■ Data in this exercise ■
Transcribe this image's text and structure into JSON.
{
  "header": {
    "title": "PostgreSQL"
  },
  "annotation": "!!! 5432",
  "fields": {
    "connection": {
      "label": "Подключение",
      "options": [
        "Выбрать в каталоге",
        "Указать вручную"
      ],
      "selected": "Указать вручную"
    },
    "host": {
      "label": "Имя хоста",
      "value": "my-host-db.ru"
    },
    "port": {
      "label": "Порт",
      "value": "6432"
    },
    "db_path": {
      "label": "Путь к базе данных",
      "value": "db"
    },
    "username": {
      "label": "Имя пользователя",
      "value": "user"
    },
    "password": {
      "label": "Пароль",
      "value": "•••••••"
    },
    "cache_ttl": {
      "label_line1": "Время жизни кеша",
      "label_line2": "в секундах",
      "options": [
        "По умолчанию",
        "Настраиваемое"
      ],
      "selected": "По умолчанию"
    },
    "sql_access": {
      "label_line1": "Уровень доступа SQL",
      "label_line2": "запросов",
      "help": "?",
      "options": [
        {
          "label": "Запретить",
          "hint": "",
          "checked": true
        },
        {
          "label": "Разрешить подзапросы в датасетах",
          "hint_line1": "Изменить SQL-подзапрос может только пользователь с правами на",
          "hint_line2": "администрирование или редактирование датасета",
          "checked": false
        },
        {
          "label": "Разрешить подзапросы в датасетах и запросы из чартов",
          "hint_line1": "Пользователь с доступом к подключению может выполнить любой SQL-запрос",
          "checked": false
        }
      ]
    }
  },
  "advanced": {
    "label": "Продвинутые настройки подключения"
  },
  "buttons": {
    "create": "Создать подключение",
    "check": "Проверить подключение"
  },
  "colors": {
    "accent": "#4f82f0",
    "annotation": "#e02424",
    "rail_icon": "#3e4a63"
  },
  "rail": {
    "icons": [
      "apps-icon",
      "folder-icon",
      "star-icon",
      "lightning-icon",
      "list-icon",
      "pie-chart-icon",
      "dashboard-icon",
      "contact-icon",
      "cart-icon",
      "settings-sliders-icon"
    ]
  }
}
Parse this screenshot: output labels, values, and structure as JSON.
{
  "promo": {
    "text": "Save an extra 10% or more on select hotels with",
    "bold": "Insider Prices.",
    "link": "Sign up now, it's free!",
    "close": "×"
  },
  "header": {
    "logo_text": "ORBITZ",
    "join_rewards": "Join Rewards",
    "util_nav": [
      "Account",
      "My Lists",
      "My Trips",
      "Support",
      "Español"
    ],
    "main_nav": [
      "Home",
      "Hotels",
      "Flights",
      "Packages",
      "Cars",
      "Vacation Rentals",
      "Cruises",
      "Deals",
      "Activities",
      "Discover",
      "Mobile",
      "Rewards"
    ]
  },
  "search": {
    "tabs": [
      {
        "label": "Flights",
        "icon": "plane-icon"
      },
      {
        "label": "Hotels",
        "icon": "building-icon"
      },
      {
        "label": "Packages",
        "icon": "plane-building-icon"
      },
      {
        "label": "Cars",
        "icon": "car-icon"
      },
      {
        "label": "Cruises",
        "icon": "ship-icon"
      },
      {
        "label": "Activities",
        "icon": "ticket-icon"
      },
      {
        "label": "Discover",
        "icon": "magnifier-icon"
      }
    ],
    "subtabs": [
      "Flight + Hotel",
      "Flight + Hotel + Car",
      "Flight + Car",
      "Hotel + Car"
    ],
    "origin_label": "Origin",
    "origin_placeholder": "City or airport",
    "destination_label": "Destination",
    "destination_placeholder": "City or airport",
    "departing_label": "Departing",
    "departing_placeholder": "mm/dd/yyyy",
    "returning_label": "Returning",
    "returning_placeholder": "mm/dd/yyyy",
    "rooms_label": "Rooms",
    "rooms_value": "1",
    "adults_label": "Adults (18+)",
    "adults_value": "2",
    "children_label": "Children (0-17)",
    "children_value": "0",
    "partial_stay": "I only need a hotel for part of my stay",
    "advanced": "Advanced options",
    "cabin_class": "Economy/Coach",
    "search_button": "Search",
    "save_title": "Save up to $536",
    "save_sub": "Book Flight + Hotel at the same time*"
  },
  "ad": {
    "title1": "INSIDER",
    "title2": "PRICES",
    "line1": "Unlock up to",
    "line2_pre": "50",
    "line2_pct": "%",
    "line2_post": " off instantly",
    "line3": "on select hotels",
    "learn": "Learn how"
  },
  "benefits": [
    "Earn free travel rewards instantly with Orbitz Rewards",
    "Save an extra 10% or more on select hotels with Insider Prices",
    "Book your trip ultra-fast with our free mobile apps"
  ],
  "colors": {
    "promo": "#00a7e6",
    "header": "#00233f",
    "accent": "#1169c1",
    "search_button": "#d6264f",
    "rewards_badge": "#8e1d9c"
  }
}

■ Your goal ■
Repeat each record exactly. Omit nothing.

■ The reply ■
Transcribe this image's text and structure into JSON.
{
  "header": {
    "title": "PostgreSQL"
  },
  "annotation": "!!! 5432",
  "fields": {
    "connection": {
      "label": "Подключение",
      "options": [
        "Выбрать в каталоге",
        "Указать вручную"
      ],
      "selected": "Указать вручную"
    },
    "host": {
      "label": "Имя хоста",
      "value": "my-host-db.ru"
    },
    "port": {
      "label": "Порт",
      "value": "6432"
    },
    "db_path": {
      "label": "Путь к базе данных",
      "value": "db"
    },
    "username": {
      "label": "Имя пользователя",
      "value": "user"
    },
    "password": {
      "label": "Пароль",
      "value": "•••••••"
    },
    "cache_ttl": {
      "label_line1": "Время жизни кеша",
      "label_line2": "в секундах",
      "options": [
        "По умолчанию",
        "Настраиваемое"
      ],
      "selected": "По умолчанию"
    },
    "sql_access": {
      "label_line1": "Уровень доступа SQL",
      "label_line2": "запросов",
      "help": "?",
      "options": [
        {
          "label": "Запретить",
          "hint": "",
          "checked": true
        },
        {
          "label": "Разрешить подзапросы в датасетах",
          "hint_line1": "Изменить SQL-подзапрос может только пользователь с правами на",
          "hint_line2": "администрирование или редактирование датасета",
          "checked": false
        },
        {
          "label": "Разрешить подзапросы в датасетах и запросы из чартов",
          "hint_line1": "Пользователь с доступом к подключению может выполнить любой SQL-запрос",
          "checked": false
        }
      ]
    }
  },
  "advanced": {
    "label": "Продвинутые настройки подключения"
  },
  "buttons": {
    "create": "Создать подключение",
    "check": "Проверить подключение"
  },
  "colors": {
    "accent": "#4f82f0",
    "annotation": "#e02424",
    "rail_icon": "#3e4a63"
  },
  "rail": {
    "icons": [
      "apps-icon",
      "folder-icon",
      "star-icon",
      "lightning-icon",
      "list-icon",
      "pie-chart-icon",
      "dashboard-icon",
      "contact-icon",
      "cart-icon",
      "settings-sliders-icon"
    ]
  }
}
Parse this screenshot: output labels, values, and structure as JSON.
{
  "promo": {
    "text": "Save an extra 10% or more on select hotels with",
    "bold": "Insider Prices.",
    "link": "Sign up now, it's free!",
    "close": "×"
  },
  "header": {
    "logo_text": "ORBITZ",
    "join_rewards": "Join Rewards",
    "util_nav": [
      "Account",
      "My Lists",
      "My Trips",
      "Support",
      "Español"
    ],
    "main_nav": [
      "Home",
      "Hotels",
      "Flights",
      "Packages",
      "Cars",
      "Vacation Rentals",
      "Cruises",
      "Deals",
      "Activities",
      "Discover",
      "Mobile",
      "Rewards"
    ]
  },
  "search": {
    "tabs": [
      {
        "label": "Flights",
        "icon": "plane-icon"
      },
      {
        "label": "Hotels",
        "icon": "building-icon"
      },
      {
        "label": "Packages",
        "icon": "plane-building-icon"
      },
      {
        "label": "Cars",
        "icon": "car-icon"
      },
      {
        "label": "Cruises",
        "icon": "ship-icon"
      },
      {
        "label": "Activities",
        "icon": "ticket-icon"
      },
      {
        "label": "Discover",
        "icon": "magnifier-icon"
      }
    ],
    "subtabs": [
      "Flight + Hotel",
      "Flight + Hotel + Car",
      "Flight + Car",
      "Hotel + Car"
    ],
    "origin_label": "Origin",
    "origin_placeholder": "City or airport",
    "destination_label": "Destination",
    "destination_placeholder": "City or airport",
    "departing_label": "Departing",
    "departing_placeholder": "mm/dd/yyyy",
    "returning_label": "Returning",
    "returning_placeholder": "mm/dd/yyyy",
    "rooms_label": "Rooms",
    "rooms_value": "1",
    "adults_label": "Adults (18+)",
    "adults_value": "2",
    "children_label": "Children (0-17)",
    "children_value": "0",
    "partial_stay": "I only need a hotel for part of my stay",
    "advanced": "Advanced options",
    "cabin_class": "Economy/Coach",
    "search_button": "Search",
    "save_title": "Save up to $536",
    "save_sub": "Book Flight + Hotel at the same time*"
  },
  "ad": {
    "title1": "INSIDER",
    "title2": "PRICES",
    "line1": "Unlock up to",
    "line2_pre": "50",
    "line2_pct": "%",
    "line2_post": " off instantly",
    "line3": "on select hotels",
    "learn": "Learn how"
  },
  "benefits": [
    "Earn free travel rewards instantly with Orbitz Rewards",
    "Save an extra 10% or more on select hotels with Insider Prices",
    "Book your trip ultra-fast with our free mobile apps"
  ],
  "colors": {
    "promo": "#00a7e6",
    "header": "#00233f",
    "accent": "#1169c1",
    "search_button": "#d6264f",
    "rewards_badge": "#8e1d9c"
  }
}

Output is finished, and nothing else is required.